◆ EXERCISE ◆
Please output every line of the material as it stands, without the pictures.
[start DATA TO PROCESS]
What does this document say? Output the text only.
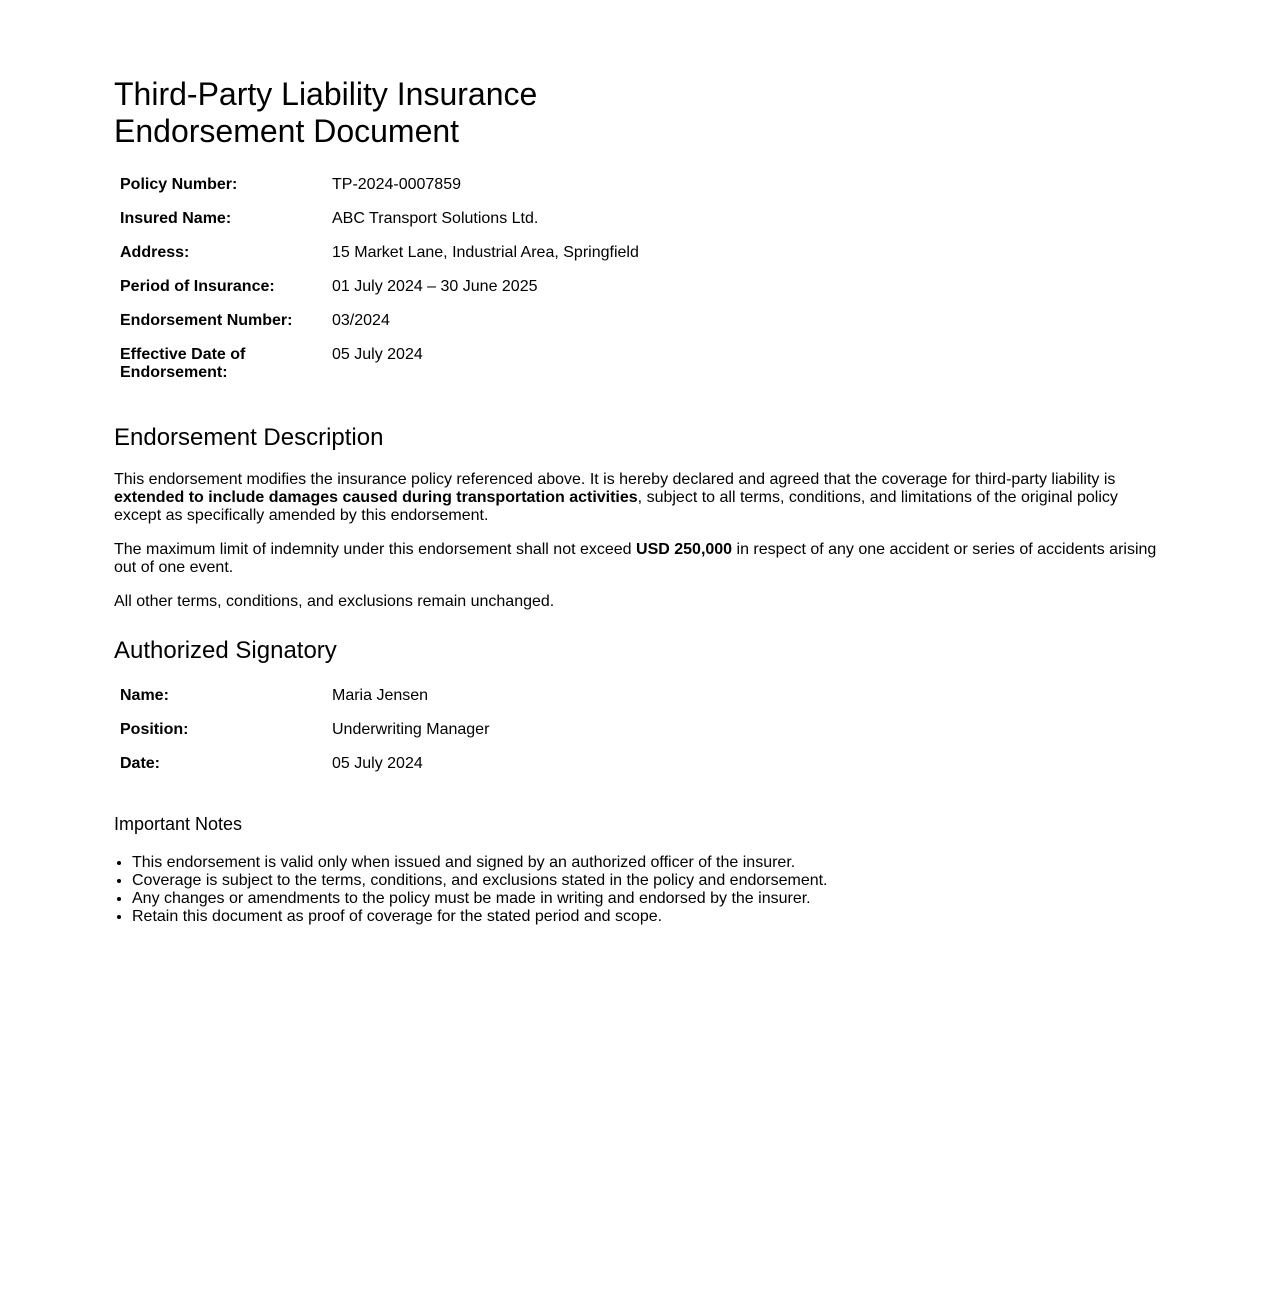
Third-Party Liability Insurance
Endorsement Document
Policy Number:	TP-2024-0007859
Insured Name:	ABC Transport Solutions Ltd.
Address:	15 Market Lane, Industrial Area, Springfield
Period of Insurance:	01 July 2024 – 30 June 2025
Endorsement Number:	03/2024
Effective Date of Endorsement:	05 July 2024
Endorsement Description

This endorsement modifies the insurance policy referenced above. It is hereby declared and agreed that the coverage for third-party liability is extended to include damages caused during transportation activities, subject to all terms, conditions, and limitations of the original policy except as specifically amended by this endorsement.

The maximum limit of indemnity under this endorsement shall not exceed USD 250,000 in respect of any one accident or series of accidents arising out of one event.

All other terms, conditions, and exclusions remain unchanged.

Authorized Signatory
Name:	Maria Jensen
Position:	Underwriting Manager
Date:	05 July 2024
Important Notes
• This endorsement is valid only when issued and signed by an authorized officer of the insurer.
• Coverage is subject to the terms, conditions, and exclusions stated in the policy and endorsement.
• Any changes or amendments to the policy must be made in writing and endorsed by the insurer.
• Retain this document as proof of coverage for the stated period and scope.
[end DATA TO PROCESS]
◆ RESULT OF THIS EXERCISE ◆
What does this document say? Output the text only.
Third-Party Liability Insurance
Endorsement Document
Policy Number:	TP-2024-0007859
Insured Name:	ABC Transport Solutions Ltd.
Address:	15 Market Lane, Industrial Area, Springfield
Period of Insurance:	01 July 2024 – 30 June 2025
Endorsement Number:	03/2024
Effective Date of Endorsement:	05 July 2024
Endorsement Description

This endorsement modifies the insurance policy referenced above. It is hereby declared and agreed that the coverage for third-party liability is extended to include damages caused during transportation activities, subject to all terms, conditions, and limitations of the original policy except as specifically amended by this endorsement.

The maximum limit of indemnity under this endorsement shall not exceed USD 250,000 in respect of any one accident or series of accidents arising out of one event.

All other terms, conditions, and exclusions remain unchanged.

Authorized Signatory
Name:	Maria Jensen
Position:	Underwriting Manager
Date:	05 July 2024
Important Notes
• This endorsement is valid only when issued and signed by an authorized officer of the insurer.
• Coverage is subject to the terms, conditions, and exclusions stated in the policy and endorsement.
• Any changes or amendments to the policy must be made in writing and endorsed by the insurer.
• Retain this document as proof of coverage for the stated period and scope.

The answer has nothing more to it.